┌─ EXERCISE INPUT

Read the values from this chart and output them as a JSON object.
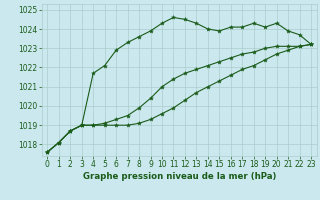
{
  "title": "Graphe pression niveau de la mer (hPa)",
  "background_color": "#cce8ef",
  "grid_color": "#aacccc",
  "line_color": "#1a5c1a",
  "xlim": [
    -0.5,
    23.5
  ],
  "ylim": [
    1017.4,
    1025.3
  ],
  "yticks": [
    1018,
    1019,
    1020,
    1021,
    1022,
    1023,
    1024,
    1025
  ],
  "xticks": [
    0,
    1,
    2,
    3,
    4,
    5,
    6,
    7,
    8,
    9,
    10,
    11,
    12,
    13,
    14,
    15,
    16,
    17,
    18,
    19,
    20,
    21,
    22,
    23
  ],
  "series1_x": [
    0,
    1,
    2,
    3,
    4,
    5,
    6,
    7,
    8,
    9,
    10,
    11,
    12,
    13,
    14,
    15,
    16,
    17,
    18,
    19,
    20,
    21,
    22,
    23
  ],
  "series1_y": [
    1017.6,
    1018.1,
    1018.7,
    1019.0,
    1021.7,
    1022.1,
    1022.9,
    1023.3,
    1023.6,
    1023.9,
    1024.3,
    1024.6,
    1024.5,
    1024.3,
    1024.0,
    1023.9,
    1024.1,
    1024.1,
    1024.3,
    1024.1,
    1024.3,
    1023.9,
    1023.7,
    1023.2
  ],
  "series2_x": [
    0,
    1,
    2,
    3,
    4,
    5,
    6,
    7,
    8,
    9,
    10,
    11,
    12,
    13,
    14,
    15,
    16,
    17,
    18,
    19,
    20,
    21,
    22,
    23
  ],
  "series2_y": [
    1017.6,
    1018.1,
    1018.7,
    1019.0,
    1019.0,
    1019.1,
    1019.3,
    1019.5,
    1019.9,
    1020.4,
    1021.0,
    1021.4,
    1021.7,
    1021.9,
    1022.1,
    1022.3,
    1022.5,
    1022.7,
    1022.8,
    1023.0,
    1023.1,
    1023.1,
    1023.1,
    1023.2
  ],
  "series3_x": [
    0,
    1,
    2,
    3,
    4,
    5,
    6,
    7,
    8,
    9,
    10,
    11,
    12,
    13,
    14,
    15,
    16,
    17,
    18,
    19,
    20,
    21,
    22,
    23
  ],
  "series3_y": [
    1017.6,
    1018.1,
    1018.7,
    1019.0,
    1019.0,
    1019.0,
    1019.0,
    1019.0,
    1019.1,
    1019.3,
    1019.6,
    1019.9,
    1020.3,
    1020.7,
    1021.0,
    1021.3,
    1021.6,
    1021.9,
    1022.1,
    1022.4,
    1022.7,
    1022.9,
    1023.1,
    1023.2
  ],
  "tick_fontsize": 5.5,
  "label_fontsize": 6.2
}
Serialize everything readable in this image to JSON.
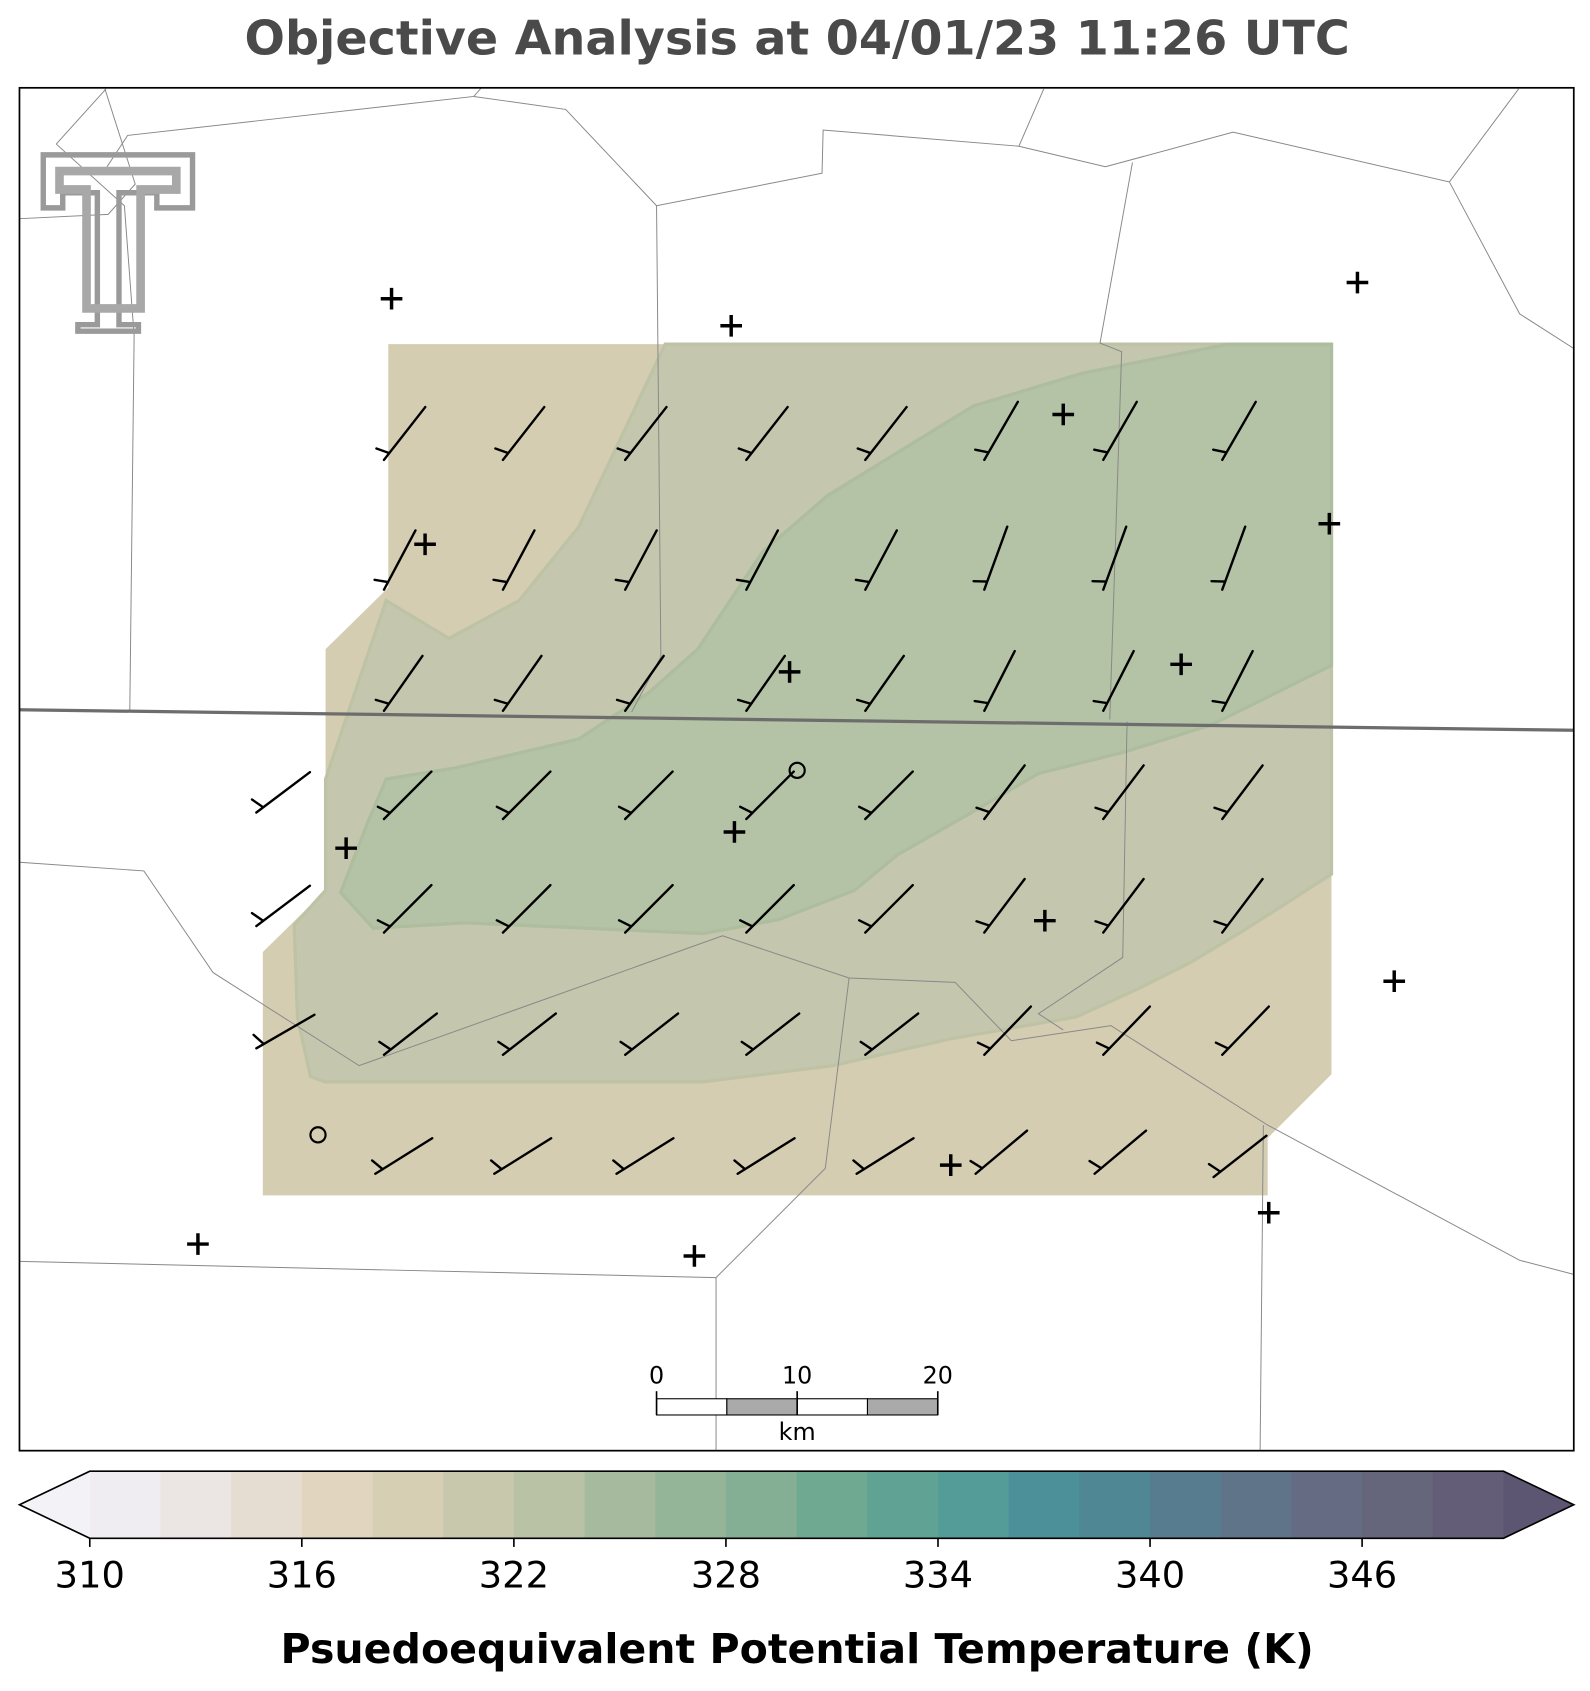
{
  "title": "Objective Analysis at 04/01/23 11:26 UTC",
  "colorbar": {
    "label": "Psuedoequivalent Potential Temperature (K)",
    "lim": [
      310,
      350
    ],
    "ticks": [
      310,
      316,
      322,
      328,
      334,
      340,
      346
    ],
    "colors": [
      "#efedf1",
      "#ebe6e3",
      "#e6ddd2",
      "#e2d5c0",
      "#d6cfb3",
      "#c8c8ac",
      "#b9c2a5",
      "#a6bb9d",
      "#94b598",
      "#84af94",
      "#70a991",
      "#60a394",
      "#539c97",
      "#4c9199",
      "#4f8794",
      "#577c8f",
      "#5f7389",
      "#646b82",
      "#65657c",
      "#635d77"
    ],
    "under_color": "#f3f2f7",
    "over_color": "#5d5672"
  },
  "scale_bar": {
    "lim": [
      0,
      20
    ],
    "ticks": [
      0,
      10,
      20
    ],
    "unit": "km"
  }
}
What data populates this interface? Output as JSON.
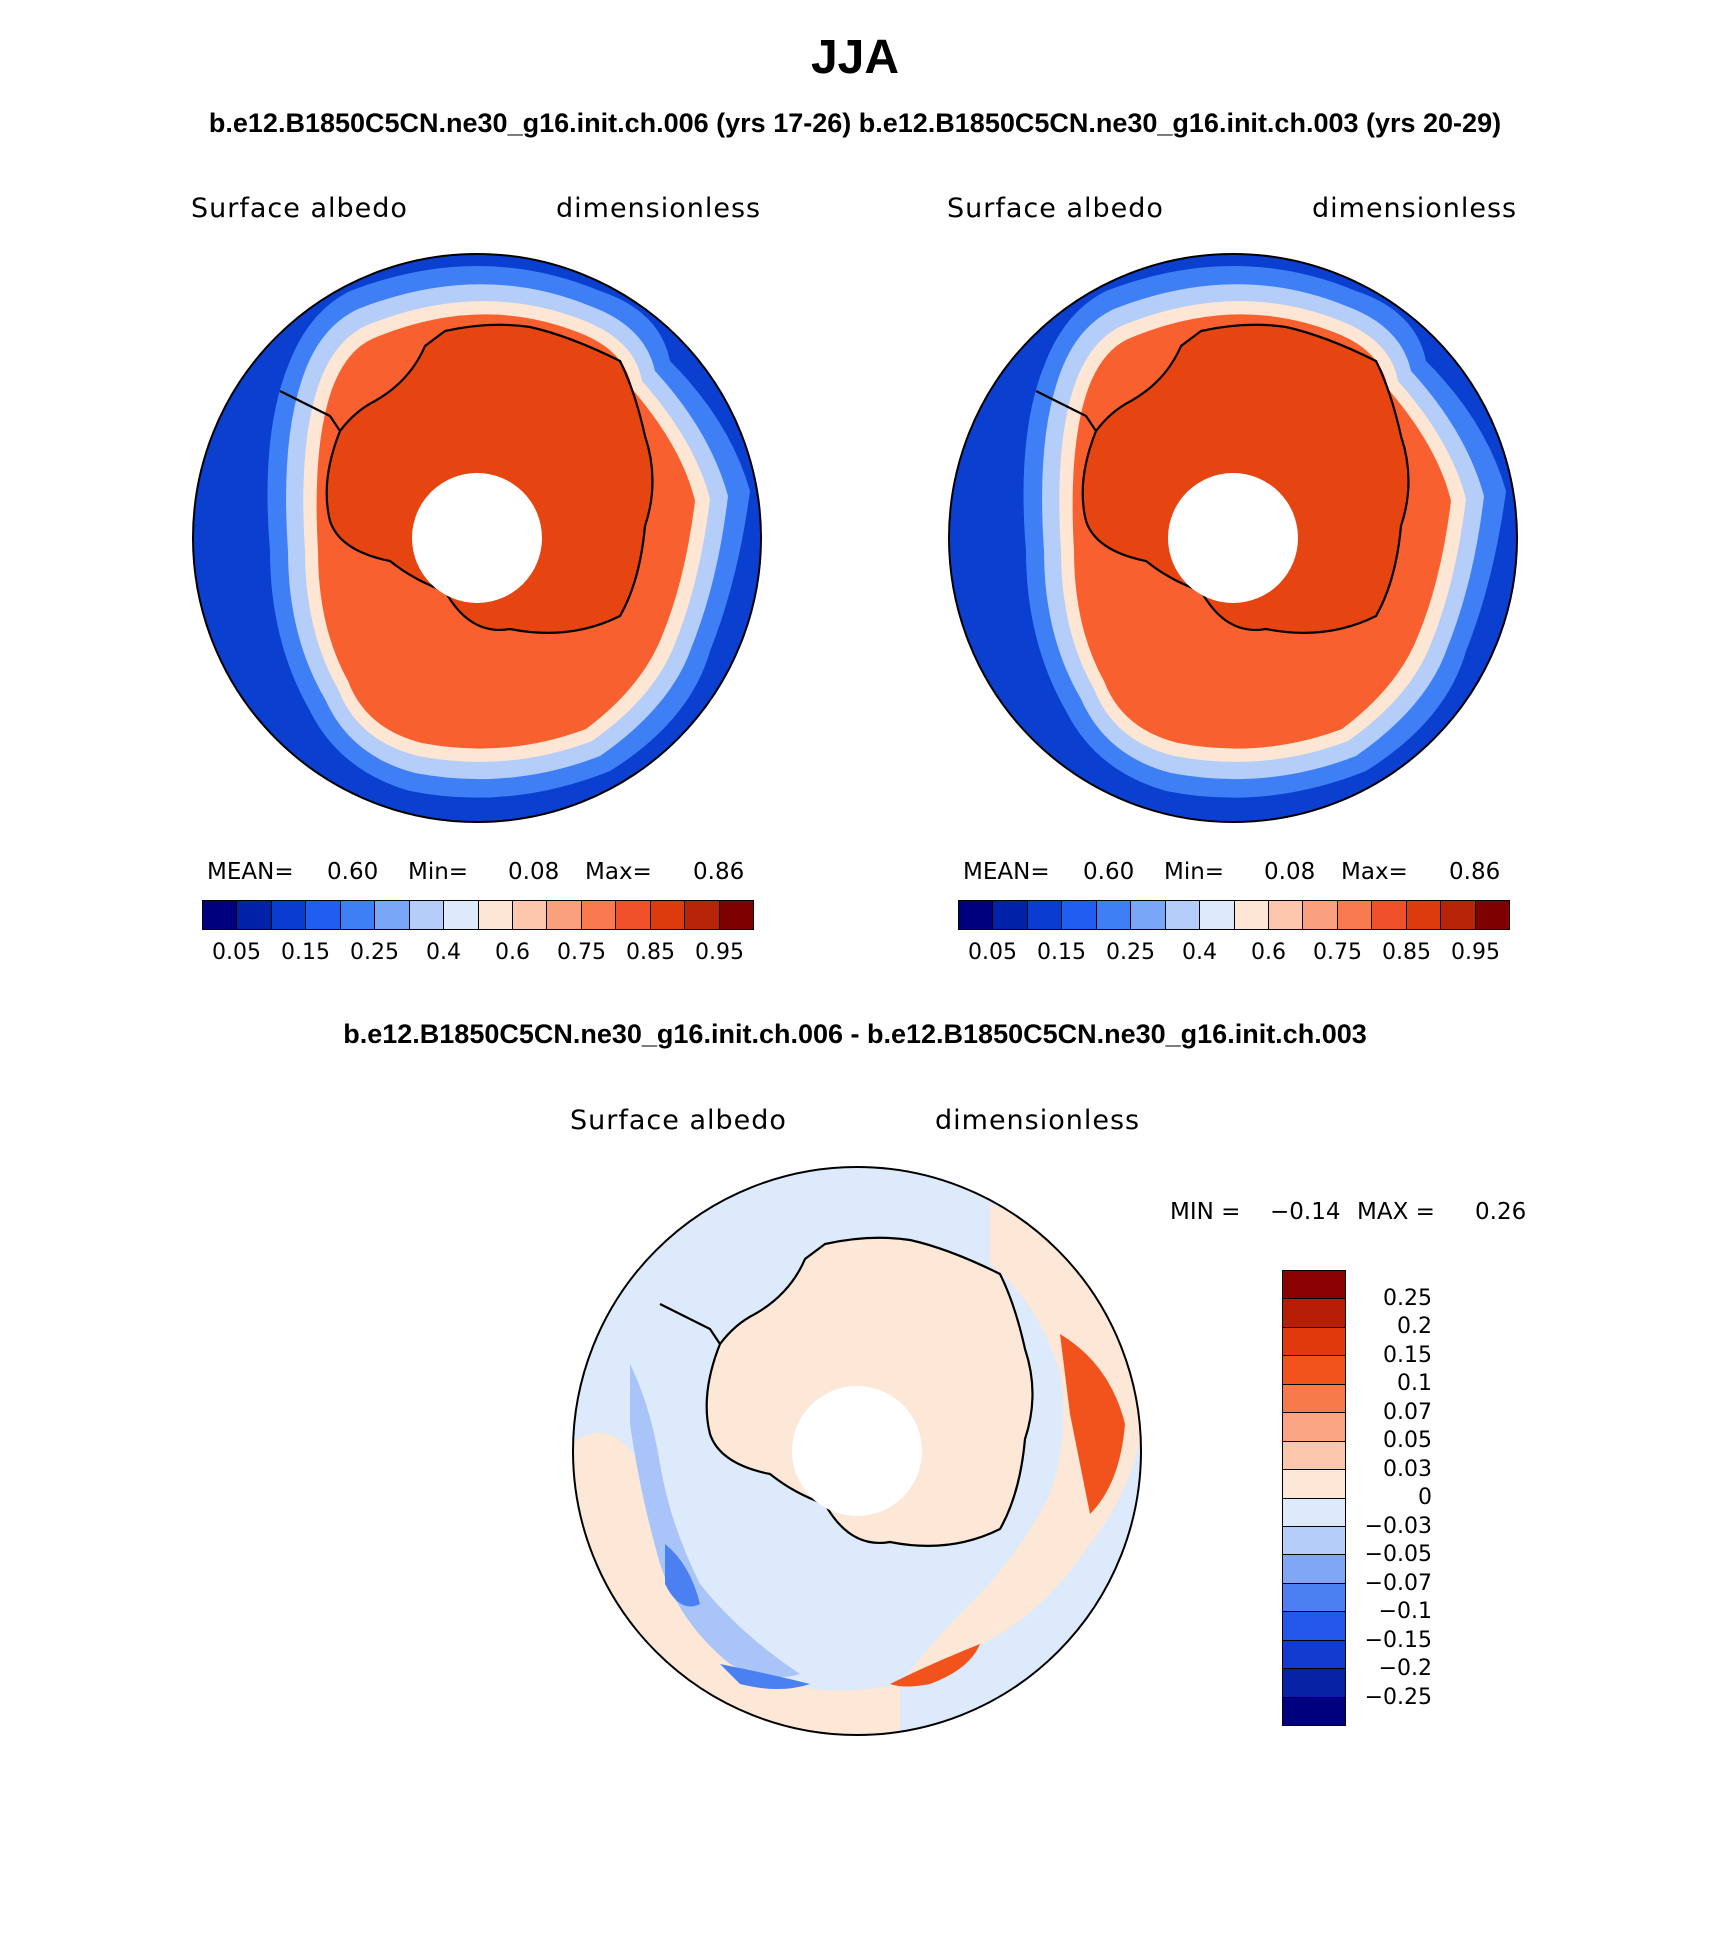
{
  "title": "JJA",
  "subtitle": "b.e12.B1850C5CN.ne30_g16.init.ch.006 (yrs 17-26) b.e12.B1850C5CN.ne30_g16.init.ch.003 (yrs 20-29)",
  "diff_title": "b.e12.B1850C5CN.ne30_g16.init.ch.006 - b.e12.B1850C5CN.ne30_g16.init.ch.003",
  "panels": [
    {
      "variable": "Surface albedo",
      "units": "dimensionless",
      "mean_label": "MEAN=",
      "mean": "0.60",
      "min_label": "Min=",
      "min": "0.08",
      "max_label": "Max=",
      "max": "0.86"
    },
    {
      "variable": "Surface albedo",
      "units": "dimensionless",
      "mean_label": "MEAN=",
      "mean": "0.60",
      "min_label": "Min=",
      "min": "0.08",
      "max_label": "Max=",
      "max": "0.86"
    }
  ],
  "diff_panel": {
    "variable": "Surface albedo",
    "units": "dimensionless",
    "min_label": "MIN =",
    "min": "−0.14",
    "max_label": "MAX =",
    "max": "0.26"
  },
  "colorbar": {
    "colors": [
      "#00007f",
      "#0022a8",
      "#0a3cd2",
      "#1f5ef0",
      "#3f7ff5",
      "#7aa6f7",
      "#b4cdf9",
      "#dceafc",
      "#fde6d4",
      "#fcc7ac",
      "#fba07d",
      "#f97a4e",
      "#f0502a",
      "#dd3a0e",
      "#b82407",
      "#7f0000"
    ],
    "labels": [
      "0.05",
      "0.15",
      "0.25",
      "0.4",
      "0.6",
      "0.75",
      "0.85",
      "0.95"
    ]
  },
  "diff_colorbar": {
    "colors": [
      "#8b0000",
      "#b81d06",
      "#e0390b",
      "#f2531c",
      "#f77a4b",
      "#fba585",
      "#fcc7ac",
      "#fde7d6",
      "#dceafb",
      "#b5cdf9",
      "#7fa7f5",
      "#4a80f1",
      "#2458ec",
      "#123bcf",
      "#0822a6",
      "#00007f"
    ],
    "labels": [
      "0.25",
      "0.2",
      "0.15",
      "0.1",
      "0.07",
      "0.05",
      "0.03",
      "0",
      "−0.03",
      "−0.05",
      "−0.07",
      "−0.1",
      "−0.15",
      "−0.2",
      "−0.25"
    ]
  },
  "map_colors": {
    "ocean_deep": "#0b3fcf",
    "ocean_mid": "#3f7ff5",
    "transition": "#b4cdf9",
    "edge": "#fde6d4",
    "ice": "#f9602f",
    "ice_dark": "#e8430f",
    "land": "#e64410",
    "diff_base": "#dceafc",
    "diff_pos": "#fde7d6",
    "diff_neg1": "#a9c4f8",
    "diff_neg2": "#4a80f1",
    "diff_pos2": "#f2531c"
  }
}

└─

• _REQUIREMENTS_
Give the entries again without a single change, but with no pictures.

• _RESULT_
Read the values from this chart and output them as a JSON object.
{
  "title": "Graphe pression niveau de la mer (hPa)",
  "background_color": "#cce8ef",
  "grid_color": "#aacccc",
  "line_color": "#1a5c1a",
  "xlim": [
    -0.5,
    23.5
  ],
  "ylim": [
    1017.4,
    1025.3
  ],
  "yticks": [
    1018,
    1019,
    1020,
    1021,
    1022,
    1023,
    1024,
    1025
  ],
  "xticks": [
    0,
    1,
    2,
    3,
    4,
    5,
    6,
    7,
    8,
    9,
    10,
    11,
    12,
    13,
    14,
    15,
    16,
    17,
    18,
    19,
    20,
    21,
    22,
    23
  ],
  "series1_x": [
    0,
    1,
    2,
    3,
    4,
    5,
    6,
    7,
    8,
    9,
    10,
    11,
    12,
    13,
    14,
    15,
    16,
    17,
    18,
    19,
    20,
    21,
    22,
    23
  ],
  "series1_y": [
    1017.6,
    1018.1,
    1018.7,
    1019.0,
    1021.7,
    1022.1,
    1022.9,
    1023.3,
    1023.6,
    1023.9,
    1024.3,
    1024.6,
    1024.5,
    1024.3,
    1024.0,
    1023.9,
    1024.1,
    1024.1,
    1024.3,
    1024.1,
    1024.3,
    1023.9,
    1023.7,
    1023.2
  ],
  "series2_x": [
    0,
    1,
    2,
    3,
    4,
    5,
    6,
    7,
    8,
    9,
    10,
    11,
    12,
    13,
    14,
    15,
    16,
    17,
    18,
    19,
    20,
    21,
    22,
    23
  ],
  "series2_y": [
    1017.6,
    1018.1,
    1018.7,
    1019.0,
    1019.0,
    1019.1,
    1019.3,
    1019.5,
    1019.9,
    1020.4,
    1021.0,
    1021.4,
    1021.7,
    1021.9,
    1022.1,
    1022.3,
    1022.5,
    1022.7,
    1022.8,
    1023.0,
    1023.1,
    1023.1,
    1023.1,
    1023.2
  ],
  "series3_x": [
    0,
    1,
    2,
    3,
    4,
    5,
    6,
    7,
    8,
    9,
    10,
    11,
    12,
    13,
    14,
    15,
    16,
    17,
    18,
    19,
    20,
    21,
    22,
    23
  ],
  "series3_y": [
    1017.6,
    1018.1,
    1018.7,
    1019.0,
    1019.0,
    1019.0,
    1019.0,
    1019.0,
    1019.1,
    1019.3,
    1019.6,
    1019.9,
    1020.3,
    1020.7,
    1021.0,
    1021.3,
    1021.6,
    1021.9,
    1022.1,
    1022.4,
    1022.7,
    1022.9,
    1023.1,
    1023.2
  ],
  "tick_fontsize": 5.5,
  "label_fontsize": 6.2
}
Serialize everything readable in this image to JSON.
{
  "title": "Objective Analysis at 04/01/23 11:26 UTC",
  "colorbar": {
    "label": "Psuedoequivalent Potential Temperature (K)",
    "lim": [
      310,
      350
    ],
    "ticks": [
      310,
      316,
      322,
      328,
      334,
      340,
      346
    ],
    "colors": [
      "#efedf1",
      "#ebe6e3",
      "#e6ddd2",
      "#e2d5c0",
      "#d6cfb3",
      "#c8c8ac",
      "#b9c2a5",
      "#a6bb9d",
      "#94b598",
      "#84af94",
      "#70a991",
      "#60a394",
      "#539c97",
      "#4c9199",
      "#4f8794",
      "#577c8f",
      "#5f7389",
      "#646b82",
      "#65657c",
      "#635d77"
    ],
    "under_color": "#f3f2f7",
    "over_color": "#5d5672"
  },
  "scale_bar": {
    "lim": [
      0,
      20
    ],
    "ticks": [
      0,
      10,
      20
    ],
    "unit": "km"
  }
}
What data populates this interface? Output as JSON.
{
  "title": "JJA",
  "subtitle": "b.e12.B1850C5CN.ne30_g16.init.ch.006 (yrs 17-26) b.e12.B1850C5CN.ne30_g16.init.ch.003 (yrs 20-29)",
  "diff_title": "b.e12.B1850C5CN.ne30_g16.init.ch.006 - b.e12.B1850C5CN.ne30_g16.init.ch.003",
  "panels": [
    {
      "variable": "Surface albedo",
      "units": "dimensionless",
      "mean_label": "MEAN=",
      "mean": "0.60",
      "min_label": "Min=",
      "min": "0.08",
      "max_label": "Max=",
      "max": "0.86"
    },
    {
      "variable": "Surface albedo",
      "units": "dimensionless",
      "mean_label": "MEAN=",
      "mean": "0.60",
      "min_label": "Min=",
      "min": "0.08",
      "max_label": "Max=",
      "max": "0.86"
    }
  ],
  "diff_panel": {
    "variable": "Surface albedo",
    "units": "dimensionless",
    "min_label": "MIN =",
    "min": "−0.14",
    "max_label": "MAX =",
    "max": "0.26"
  },
  "colorbar": {
    "colors": [
      "#00007f",
      "#0022a8",
      "#0a3cd2",
      "#1f5ef0",
      "#3f7ff5",
      "#7aa6f7",
      "#b4cdf9",
      "#dceafc",
      "#fde6d4",
      "#fcc7ac",
      "#fba07d",
      "#f97a4e",
      "#f0502a",
      "#dd3a0e",
      "#b82407",
      "#7f0000"
    ],
    "labels": [
      "0.05",
      "0.15",
      "0.25",
      "0.4",
      "0.6",
      "0.75",
      "0.85",
      "0.95"
    ]
  },
  "diff_colorbar": {
    "colors": [
      "#8b0000",
      "#b81d06",
      "#e0390b",
      "#f2531c",
      "#f77a4b",
      "#fba585",
      "#fcc7ac",
      "#fde7d6",
      "#dceafb",
      "#b5cdf9",
      "#7fa7f5",
      "#4a80f1",
      "#2458ec",
      "#123bcf",
      "#0822a6",
      "#00007f"
    ],
    "labels": [
      "0.25",
      "0.2",
      "0.15",
      "0.1",
      "0.07",
      "0.05",
      "0.03",
      "0",
      "−0.03",
      "−0.05",
      "−0.07",
      "−0.1",
      "−0.15",
      "−0.2",
      "−0.25"
    ]
  },
  "map_colors": {
    "ocean_deep": "#0b3fcf",
    "ocean_mid": "#3f7ff5",
    "transition": "#b4cdf9",
    "edge": "#fde6d4",
    "ice": "#f9602f",
    "ice_dark": "#e8430f",
    "land": "#e64410",
    "diff_base": "#dceafc",
    "diff_pos": "#fde7d6",
    "diff_neg1": "#a9c4f8",
    "diff_neg2": "#4a80f1",
    "diff_pos2": "#f2531c"
  }
}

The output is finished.